# REQUIRED WORK:
List each line in which the string "JSON" appears.

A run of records
* * *

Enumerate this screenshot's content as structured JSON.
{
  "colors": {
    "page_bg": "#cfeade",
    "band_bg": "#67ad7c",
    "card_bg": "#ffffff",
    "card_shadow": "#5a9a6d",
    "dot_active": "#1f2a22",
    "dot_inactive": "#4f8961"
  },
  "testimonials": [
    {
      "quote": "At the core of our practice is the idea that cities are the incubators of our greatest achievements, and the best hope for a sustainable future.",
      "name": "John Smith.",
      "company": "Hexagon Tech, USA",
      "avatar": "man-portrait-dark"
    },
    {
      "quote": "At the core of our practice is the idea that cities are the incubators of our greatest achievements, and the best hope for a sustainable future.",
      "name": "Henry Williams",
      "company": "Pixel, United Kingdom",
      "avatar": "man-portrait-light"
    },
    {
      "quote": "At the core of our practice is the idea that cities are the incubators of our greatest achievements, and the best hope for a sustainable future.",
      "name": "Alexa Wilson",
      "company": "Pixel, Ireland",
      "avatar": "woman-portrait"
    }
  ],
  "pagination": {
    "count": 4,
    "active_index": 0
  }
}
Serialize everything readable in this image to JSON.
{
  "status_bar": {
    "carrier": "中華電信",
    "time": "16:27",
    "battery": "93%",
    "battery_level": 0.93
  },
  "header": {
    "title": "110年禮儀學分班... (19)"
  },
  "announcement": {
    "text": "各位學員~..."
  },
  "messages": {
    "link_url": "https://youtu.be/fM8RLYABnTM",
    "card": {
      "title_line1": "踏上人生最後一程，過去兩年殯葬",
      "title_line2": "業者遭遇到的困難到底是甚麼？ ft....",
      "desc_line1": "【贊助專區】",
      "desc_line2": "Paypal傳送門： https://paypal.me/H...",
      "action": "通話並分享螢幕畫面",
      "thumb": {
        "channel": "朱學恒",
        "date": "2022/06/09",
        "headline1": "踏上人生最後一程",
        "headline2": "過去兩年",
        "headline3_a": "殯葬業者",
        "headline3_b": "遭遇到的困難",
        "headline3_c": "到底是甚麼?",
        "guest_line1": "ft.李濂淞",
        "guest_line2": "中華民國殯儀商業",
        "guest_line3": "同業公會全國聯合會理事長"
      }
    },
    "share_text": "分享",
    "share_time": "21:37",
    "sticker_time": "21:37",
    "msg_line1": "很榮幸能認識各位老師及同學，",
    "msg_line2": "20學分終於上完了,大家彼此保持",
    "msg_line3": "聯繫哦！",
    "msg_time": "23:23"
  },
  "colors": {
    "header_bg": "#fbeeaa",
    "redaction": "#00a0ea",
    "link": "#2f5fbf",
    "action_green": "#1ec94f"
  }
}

* * *

# WRITTEN SOLUTION:
Enumerate this screenshot's content as structured JSON.
Serialize everything readable in this image to JSON.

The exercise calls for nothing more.